From the entries below, list each line with "tárgyi".

---

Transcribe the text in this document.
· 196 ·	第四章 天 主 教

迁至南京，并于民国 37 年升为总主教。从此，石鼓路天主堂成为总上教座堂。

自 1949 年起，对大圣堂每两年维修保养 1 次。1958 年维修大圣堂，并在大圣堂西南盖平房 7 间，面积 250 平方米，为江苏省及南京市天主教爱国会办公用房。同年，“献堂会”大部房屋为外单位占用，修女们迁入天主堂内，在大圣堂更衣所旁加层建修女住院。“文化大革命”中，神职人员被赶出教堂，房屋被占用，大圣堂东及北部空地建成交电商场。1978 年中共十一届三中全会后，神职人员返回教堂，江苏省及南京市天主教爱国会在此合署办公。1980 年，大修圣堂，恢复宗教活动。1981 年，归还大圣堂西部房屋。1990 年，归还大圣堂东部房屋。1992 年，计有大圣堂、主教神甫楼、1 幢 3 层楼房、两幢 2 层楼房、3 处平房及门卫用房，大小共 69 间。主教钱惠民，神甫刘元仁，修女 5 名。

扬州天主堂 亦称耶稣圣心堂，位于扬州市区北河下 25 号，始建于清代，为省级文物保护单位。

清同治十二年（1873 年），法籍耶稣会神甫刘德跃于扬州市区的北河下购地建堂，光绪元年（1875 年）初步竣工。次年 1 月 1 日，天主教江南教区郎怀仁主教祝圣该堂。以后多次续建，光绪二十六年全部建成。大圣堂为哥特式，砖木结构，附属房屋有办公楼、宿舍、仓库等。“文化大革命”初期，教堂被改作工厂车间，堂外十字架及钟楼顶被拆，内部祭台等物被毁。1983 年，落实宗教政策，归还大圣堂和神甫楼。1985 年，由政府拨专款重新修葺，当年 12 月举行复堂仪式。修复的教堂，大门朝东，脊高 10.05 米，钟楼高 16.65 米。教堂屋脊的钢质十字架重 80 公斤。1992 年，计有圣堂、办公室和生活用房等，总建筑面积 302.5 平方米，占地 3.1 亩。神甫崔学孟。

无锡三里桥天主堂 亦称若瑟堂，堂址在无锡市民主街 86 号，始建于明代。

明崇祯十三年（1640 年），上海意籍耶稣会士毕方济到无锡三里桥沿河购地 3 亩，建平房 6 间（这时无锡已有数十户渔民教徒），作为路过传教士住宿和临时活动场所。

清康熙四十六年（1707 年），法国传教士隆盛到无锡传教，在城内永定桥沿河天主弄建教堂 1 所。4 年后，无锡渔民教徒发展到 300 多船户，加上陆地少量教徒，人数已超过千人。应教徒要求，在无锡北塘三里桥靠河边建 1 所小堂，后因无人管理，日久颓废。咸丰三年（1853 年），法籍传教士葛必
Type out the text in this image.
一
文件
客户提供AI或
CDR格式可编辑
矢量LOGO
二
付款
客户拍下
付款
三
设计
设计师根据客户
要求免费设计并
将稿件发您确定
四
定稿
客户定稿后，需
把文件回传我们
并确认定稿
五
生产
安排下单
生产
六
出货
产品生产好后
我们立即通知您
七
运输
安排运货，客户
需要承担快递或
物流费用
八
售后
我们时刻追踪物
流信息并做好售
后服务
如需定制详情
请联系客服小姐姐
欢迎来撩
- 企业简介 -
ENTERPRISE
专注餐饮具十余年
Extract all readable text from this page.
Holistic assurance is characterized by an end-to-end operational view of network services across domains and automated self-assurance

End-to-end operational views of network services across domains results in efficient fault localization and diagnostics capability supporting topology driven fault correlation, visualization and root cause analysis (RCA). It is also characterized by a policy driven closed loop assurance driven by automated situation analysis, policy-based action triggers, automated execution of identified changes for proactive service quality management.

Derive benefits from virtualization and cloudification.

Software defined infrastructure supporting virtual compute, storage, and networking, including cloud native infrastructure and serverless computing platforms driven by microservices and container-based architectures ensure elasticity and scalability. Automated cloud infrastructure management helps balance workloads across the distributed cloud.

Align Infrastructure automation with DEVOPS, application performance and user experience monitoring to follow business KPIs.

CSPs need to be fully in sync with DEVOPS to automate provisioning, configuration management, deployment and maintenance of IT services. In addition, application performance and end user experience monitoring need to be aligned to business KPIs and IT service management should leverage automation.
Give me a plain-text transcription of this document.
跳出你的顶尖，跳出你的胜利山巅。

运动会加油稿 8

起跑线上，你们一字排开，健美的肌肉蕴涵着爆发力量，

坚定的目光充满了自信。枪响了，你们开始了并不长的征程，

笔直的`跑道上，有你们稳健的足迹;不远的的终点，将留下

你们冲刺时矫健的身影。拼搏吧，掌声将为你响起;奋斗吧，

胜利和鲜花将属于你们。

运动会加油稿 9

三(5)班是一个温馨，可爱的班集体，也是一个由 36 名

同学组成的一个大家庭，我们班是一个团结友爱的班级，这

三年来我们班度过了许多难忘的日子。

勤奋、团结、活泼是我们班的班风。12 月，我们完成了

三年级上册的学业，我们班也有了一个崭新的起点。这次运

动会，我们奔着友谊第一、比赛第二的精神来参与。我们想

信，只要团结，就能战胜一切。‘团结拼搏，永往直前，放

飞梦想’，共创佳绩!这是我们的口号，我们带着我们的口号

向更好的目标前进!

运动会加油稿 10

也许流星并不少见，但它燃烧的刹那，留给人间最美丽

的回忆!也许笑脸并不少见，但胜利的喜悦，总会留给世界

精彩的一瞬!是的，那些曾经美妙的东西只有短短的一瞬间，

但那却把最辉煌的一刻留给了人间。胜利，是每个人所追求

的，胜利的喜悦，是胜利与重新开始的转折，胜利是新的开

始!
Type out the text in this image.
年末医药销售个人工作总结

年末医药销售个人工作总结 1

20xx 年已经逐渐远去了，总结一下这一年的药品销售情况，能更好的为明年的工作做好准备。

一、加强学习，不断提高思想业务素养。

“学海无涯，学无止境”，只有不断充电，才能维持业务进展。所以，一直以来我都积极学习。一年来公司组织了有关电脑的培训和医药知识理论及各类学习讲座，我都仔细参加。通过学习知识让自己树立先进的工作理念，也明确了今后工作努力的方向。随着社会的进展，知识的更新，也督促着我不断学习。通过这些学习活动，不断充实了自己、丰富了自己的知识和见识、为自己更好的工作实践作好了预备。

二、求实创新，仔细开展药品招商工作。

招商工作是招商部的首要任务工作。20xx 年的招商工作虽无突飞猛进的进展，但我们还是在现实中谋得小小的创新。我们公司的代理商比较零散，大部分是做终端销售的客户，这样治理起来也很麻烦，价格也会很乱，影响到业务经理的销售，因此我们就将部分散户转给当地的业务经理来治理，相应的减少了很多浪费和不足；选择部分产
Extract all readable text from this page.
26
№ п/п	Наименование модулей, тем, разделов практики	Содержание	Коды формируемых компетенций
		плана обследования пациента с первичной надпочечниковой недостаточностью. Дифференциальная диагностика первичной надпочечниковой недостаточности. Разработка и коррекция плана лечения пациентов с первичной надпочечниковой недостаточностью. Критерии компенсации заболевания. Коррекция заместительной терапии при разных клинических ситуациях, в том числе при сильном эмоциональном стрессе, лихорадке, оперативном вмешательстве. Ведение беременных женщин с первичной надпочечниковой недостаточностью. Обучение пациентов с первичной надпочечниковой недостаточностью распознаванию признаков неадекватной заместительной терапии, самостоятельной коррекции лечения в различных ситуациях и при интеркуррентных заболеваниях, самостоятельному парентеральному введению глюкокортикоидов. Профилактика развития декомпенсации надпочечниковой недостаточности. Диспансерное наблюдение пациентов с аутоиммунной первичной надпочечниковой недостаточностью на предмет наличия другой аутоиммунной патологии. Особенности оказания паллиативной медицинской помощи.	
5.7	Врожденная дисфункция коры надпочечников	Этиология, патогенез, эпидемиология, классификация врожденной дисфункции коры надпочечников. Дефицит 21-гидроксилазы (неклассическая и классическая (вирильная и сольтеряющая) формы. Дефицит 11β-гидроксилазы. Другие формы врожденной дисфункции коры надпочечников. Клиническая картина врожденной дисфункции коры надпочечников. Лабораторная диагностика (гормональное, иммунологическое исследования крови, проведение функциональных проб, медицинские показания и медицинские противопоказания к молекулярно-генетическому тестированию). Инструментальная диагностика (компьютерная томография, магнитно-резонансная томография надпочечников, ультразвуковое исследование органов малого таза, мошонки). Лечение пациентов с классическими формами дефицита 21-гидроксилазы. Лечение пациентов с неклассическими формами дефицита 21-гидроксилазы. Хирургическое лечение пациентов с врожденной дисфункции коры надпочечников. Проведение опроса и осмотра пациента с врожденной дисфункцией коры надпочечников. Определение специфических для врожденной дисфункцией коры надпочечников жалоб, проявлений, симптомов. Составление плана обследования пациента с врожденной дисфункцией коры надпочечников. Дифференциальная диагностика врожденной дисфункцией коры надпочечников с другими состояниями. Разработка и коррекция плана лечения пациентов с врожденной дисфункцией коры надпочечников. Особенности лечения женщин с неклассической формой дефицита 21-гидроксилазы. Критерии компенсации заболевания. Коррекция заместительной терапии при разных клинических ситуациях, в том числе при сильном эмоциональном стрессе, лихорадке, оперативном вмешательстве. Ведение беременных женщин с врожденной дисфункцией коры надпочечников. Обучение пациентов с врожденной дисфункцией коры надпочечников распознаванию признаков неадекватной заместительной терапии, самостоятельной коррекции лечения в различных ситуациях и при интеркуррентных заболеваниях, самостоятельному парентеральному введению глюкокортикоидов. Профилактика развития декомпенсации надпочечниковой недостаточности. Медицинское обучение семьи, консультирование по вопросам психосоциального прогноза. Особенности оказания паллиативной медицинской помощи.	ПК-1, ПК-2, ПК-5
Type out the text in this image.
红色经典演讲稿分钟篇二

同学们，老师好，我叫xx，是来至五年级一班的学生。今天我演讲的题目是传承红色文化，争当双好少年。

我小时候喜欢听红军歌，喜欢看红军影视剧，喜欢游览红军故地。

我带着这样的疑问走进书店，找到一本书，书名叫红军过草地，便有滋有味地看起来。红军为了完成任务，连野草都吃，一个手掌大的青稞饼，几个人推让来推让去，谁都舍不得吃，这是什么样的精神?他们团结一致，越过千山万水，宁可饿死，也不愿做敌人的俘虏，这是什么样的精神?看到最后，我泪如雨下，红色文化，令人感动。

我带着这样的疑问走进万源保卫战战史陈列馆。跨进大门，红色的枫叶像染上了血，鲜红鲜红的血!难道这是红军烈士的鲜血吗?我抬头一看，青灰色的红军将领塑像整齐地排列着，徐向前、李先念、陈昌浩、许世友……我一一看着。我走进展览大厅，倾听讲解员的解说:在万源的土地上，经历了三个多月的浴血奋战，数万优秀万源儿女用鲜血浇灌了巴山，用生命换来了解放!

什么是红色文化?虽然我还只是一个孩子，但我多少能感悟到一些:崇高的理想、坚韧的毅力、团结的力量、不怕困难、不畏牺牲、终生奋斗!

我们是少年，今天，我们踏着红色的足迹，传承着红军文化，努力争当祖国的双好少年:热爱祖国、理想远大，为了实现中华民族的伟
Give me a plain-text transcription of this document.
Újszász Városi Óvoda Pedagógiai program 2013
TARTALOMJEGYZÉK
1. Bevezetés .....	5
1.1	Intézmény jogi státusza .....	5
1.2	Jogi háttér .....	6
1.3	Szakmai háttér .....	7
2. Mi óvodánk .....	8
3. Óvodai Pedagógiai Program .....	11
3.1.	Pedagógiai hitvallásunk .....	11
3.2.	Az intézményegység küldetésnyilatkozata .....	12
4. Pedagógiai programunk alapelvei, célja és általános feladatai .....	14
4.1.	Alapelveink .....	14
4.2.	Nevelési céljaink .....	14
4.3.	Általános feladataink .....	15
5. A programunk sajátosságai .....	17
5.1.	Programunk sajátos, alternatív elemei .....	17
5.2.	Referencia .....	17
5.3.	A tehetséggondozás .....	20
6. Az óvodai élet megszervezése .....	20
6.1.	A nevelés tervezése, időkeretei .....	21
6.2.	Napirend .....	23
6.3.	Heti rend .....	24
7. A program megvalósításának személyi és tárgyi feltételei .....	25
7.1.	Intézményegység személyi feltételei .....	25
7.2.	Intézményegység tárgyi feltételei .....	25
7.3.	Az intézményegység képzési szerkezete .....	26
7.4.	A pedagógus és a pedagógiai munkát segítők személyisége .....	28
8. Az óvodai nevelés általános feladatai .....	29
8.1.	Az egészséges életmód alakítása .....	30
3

---

Response to the exercise
7. A program megvalósításának személyi és tárgyi feltételei .....	25
7.2.	Intézményegység tárgyi feltételei .....	25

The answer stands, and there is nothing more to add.